Stored data entries:
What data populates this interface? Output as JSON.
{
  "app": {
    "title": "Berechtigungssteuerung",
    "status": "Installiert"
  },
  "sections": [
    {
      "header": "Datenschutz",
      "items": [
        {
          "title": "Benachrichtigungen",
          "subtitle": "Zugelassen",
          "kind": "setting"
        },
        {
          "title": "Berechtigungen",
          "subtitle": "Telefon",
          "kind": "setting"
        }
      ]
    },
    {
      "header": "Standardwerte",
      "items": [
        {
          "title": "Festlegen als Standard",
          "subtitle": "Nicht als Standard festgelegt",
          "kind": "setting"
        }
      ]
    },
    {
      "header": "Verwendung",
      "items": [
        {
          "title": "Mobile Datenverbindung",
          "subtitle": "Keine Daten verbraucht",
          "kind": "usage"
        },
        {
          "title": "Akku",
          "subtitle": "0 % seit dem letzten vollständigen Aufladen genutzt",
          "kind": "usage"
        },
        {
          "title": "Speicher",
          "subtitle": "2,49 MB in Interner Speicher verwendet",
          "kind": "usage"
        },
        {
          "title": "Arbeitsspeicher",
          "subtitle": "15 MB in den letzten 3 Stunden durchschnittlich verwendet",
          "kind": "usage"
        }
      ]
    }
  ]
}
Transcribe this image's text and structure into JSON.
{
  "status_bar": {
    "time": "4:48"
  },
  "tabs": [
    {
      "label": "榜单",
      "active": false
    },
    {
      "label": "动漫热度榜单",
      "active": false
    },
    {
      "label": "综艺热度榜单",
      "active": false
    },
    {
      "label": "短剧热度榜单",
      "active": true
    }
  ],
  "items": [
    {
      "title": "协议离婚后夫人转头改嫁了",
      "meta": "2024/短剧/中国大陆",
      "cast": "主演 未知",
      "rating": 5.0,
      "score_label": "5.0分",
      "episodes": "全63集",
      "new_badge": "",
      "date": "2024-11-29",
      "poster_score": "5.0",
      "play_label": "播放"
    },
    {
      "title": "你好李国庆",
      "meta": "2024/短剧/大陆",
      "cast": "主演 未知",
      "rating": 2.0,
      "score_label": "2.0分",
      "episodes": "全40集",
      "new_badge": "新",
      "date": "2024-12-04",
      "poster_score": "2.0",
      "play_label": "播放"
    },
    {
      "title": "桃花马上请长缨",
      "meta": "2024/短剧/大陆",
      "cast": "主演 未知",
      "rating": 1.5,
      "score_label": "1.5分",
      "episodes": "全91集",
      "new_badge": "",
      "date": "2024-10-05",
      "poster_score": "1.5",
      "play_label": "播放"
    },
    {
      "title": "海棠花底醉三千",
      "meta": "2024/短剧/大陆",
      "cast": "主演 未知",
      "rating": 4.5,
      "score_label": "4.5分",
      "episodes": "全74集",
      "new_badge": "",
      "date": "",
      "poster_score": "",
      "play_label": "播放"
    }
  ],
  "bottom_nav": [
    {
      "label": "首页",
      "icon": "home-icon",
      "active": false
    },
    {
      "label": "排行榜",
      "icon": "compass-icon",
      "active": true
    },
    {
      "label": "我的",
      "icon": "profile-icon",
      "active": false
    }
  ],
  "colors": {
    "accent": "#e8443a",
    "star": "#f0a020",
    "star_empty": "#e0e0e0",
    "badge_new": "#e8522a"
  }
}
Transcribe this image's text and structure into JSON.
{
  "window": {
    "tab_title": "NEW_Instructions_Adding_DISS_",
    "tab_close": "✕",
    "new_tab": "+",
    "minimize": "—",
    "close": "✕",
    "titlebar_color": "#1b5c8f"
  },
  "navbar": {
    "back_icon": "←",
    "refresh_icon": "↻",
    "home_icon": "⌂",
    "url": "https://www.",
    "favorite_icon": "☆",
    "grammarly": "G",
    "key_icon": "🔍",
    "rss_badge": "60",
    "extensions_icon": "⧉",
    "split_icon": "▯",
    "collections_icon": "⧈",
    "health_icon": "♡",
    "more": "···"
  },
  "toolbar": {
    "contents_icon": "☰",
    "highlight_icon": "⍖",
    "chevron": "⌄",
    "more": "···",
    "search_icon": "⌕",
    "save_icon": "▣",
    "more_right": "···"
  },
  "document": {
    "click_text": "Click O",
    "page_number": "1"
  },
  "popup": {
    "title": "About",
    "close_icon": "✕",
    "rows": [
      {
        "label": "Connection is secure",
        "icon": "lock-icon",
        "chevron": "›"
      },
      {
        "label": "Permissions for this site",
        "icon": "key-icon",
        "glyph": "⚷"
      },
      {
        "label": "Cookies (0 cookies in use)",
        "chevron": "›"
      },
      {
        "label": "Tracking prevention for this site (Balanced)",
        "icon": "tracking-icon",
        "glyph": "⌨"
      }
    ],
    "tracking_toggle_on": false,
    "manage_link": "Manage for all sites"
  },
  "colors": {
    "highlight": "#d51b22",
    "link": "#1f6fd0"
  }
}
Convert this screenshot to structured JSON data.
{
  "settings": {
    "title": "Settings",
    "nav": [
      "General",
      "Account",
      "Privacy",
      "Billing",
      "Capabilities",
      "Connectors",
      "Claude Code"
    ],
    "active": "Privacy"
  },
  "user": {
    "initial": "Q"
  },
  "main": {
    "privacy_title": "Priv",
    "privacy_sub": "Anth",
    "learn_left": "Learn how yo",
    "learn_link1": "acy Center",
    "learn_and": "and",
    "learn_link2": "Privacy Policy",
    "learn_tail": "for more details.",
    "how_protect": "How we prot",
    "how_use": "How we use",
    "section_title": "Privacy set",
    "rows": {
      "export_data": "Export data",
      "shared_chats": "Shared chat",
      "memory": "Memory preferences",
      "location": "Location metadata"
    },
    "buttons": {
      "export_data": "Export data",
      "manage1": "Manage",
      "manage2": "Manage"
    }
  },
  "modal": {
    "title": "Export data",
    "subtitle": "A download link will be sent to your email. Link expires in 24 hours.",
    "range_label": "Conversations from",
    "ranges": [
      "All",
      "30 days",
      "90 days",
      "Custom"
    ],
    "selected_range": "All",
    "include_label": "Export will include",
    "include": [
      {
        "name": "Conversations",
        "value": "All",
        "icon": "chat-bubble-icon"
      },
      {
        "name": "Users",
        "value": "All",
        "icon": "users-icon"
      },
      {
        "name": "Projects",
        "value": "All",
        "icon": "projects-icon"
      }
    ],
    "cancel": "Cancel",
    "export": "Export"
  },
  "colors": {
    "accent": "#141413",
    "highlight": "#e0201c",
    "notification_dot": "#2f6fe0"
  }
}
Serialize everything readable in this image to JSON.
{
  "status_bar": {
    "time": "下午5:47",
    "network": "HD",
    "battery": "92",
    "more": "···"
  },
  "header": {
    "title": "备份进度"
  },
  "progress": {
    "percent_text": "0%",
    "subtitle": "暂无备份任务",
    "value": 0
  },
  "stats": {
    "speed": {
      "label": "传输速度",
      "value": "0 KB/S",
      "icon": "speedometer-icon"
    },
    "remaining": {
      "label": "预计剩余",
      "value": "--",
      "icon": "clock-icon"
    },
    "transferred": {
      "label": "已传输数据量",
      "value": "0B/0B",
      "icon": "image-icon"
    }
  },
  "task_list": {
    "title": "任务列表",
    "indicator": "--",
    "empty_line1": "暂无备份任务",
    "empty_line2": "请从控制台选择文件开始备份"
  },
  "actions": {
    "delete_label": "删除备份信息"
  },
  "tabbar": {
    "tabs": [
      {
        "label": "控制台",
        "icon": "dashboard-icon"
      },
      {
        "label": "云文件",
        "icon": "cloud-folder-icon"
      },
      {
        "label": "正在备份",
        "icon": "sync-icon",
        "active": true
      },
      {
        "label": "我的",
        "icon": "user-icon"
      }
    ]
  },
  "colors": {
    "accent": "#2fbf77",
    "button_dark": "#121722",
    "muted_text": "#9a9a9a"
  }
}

_Problem description_. Filter the records above and return every line that holds the word "header".

_Final result_.
      "header": "Datenschutz",
      "header": "Standardwerte",
      "header": "Verwendung",
  "header": {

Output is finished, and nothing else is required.